RECORD LIST:
◇ ◇ ◇ ◇ ◇ ◇ ◇

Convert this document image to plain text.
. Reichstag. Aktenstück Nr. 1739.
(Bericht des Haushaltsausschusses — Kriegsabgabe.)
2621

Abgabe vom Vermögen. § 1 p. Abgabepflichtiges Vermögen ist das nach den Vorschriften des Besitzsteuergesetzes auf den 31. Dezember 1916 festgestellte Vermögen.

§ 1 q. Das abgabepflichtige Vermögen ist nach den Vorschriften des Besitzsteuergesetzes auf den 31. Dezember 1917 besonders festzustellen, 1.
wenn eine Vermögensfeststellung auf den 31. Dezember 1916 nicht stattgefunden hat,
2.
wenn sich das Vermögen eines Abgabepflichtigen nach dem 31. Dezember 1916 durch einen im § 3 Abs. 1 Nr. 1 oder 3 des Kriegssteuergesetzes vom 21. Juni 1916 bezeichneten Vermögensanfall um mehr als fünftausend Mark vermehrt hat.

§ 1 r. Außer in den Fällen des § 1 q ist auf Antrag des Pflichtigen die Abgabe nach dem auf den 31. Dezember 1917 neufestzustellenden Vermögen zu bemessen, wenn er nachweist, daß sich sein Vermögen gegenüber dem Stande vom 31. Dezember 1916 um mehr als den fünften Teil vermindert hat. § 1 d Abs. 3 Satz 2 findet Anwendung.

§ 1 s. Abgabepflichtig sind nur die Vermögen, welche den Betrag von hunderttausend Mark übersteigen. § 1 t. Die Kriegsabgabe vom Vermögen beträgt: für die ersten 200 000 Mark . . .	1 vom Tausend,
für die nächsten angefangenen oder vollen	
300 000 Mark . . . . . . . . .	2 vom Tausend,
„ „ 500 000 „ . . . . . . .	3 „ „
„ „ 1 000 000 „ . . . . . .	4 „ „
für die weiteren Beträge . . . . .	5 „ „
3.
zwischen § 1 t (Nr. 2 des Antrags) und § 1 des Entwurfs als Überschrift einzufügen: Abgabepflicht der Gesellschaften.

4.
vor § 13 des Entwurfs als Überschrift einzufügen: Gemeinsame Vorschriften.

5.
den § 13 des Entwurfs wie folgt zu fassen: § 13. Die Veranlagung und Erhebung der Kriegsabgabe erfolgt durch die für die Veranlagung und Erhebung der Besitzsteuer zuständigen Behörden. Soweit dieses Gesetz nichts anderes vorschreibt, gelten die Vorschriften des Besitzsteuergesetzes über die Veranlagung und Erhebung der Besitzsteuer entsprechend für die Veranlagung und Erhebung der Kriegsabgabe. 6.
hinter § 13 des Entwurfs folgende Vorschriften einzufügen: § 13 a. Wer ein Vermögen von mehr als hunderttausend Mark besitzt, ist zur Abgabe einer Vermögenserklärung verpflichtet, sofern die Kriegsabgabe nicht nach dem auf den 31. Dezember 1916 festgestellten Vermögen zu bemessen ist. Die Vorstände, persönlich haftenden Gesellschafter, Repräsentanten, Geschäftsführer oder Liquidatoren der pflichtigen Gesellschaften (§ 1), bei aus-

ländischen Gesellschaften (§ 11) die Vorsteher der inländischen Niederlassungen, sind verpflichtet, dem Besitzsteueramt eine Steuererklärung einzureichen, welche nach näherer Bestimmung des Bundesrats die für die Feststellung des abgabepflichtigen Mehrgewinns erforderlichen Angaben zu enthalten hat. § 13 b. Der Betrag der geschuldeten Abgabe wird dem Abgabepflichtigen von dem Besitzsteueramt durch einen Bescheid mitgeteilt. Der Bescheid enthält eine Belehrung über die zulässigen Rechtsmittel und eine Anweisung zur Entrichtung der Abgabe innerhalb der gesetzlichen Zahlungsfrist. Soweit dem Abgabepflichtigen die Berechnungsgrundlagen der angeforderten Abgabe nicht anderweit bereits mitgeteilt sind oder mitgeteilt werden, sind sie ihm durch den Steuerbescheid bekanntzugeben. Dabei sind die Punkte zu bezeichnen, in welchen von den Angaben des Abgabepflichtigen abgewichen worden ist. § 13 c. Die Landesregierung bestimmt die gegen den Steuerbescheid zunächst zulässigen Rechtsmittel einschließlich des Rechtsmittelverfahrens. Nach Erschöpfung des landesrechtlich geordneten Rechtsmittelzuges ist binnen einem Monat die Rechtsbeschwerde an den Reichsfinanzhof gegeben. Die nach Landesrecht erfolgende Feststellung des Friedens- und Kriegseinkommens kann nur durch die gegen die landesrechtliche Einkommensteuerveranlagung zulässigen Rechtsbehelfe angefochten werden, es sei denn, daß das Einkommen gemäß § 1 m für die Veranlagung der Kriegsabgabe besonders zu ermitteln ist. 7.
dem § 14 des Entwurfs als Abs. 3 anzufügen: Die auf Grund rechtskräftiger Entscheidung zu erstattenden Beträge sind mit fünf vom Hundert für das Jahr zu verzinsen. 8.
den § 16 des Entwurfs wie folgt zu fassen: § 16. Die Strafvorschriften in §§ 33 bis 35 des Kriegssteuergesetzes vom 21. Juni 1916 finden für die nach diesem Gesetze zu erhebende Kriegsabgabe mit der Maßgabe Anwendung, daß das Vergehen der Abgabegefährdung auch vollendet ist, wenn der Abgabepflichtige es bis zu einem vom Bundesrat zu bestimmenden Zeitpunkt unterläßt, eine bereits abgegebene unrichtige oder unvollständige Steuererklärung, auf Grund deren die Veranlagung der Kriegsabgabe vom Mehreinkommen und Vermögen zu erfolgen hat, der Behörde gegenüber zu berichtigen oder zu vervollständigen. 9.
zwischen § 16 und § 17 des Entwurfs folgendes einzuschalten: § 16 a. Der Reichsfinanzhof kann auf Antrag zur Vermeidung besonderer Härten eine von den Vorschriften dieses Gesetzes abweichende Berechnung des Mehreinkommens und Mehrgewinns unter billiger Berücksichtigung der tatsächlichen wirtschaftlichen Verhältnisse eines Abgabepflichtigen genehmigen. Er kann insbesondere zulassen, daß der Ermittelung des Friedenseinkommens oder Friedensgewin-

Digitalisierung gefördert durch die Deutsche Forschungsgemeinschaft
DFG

◇ ◇ ◇ ◇ ◇ ◇ ◇

Review the material and copy each line in which the word "Beträge" appears.

THE REPLY:
für die weiteren Beträge . . . . .	5 „ „
dem § 14 des Entwurfs als Abs. 3 anzufügen: Die auf Grund rechtskräftiger Entscheidung zu erstattenden Beträge sind mit fünf vom Hundert für das Jahr zu verzinsen. 8.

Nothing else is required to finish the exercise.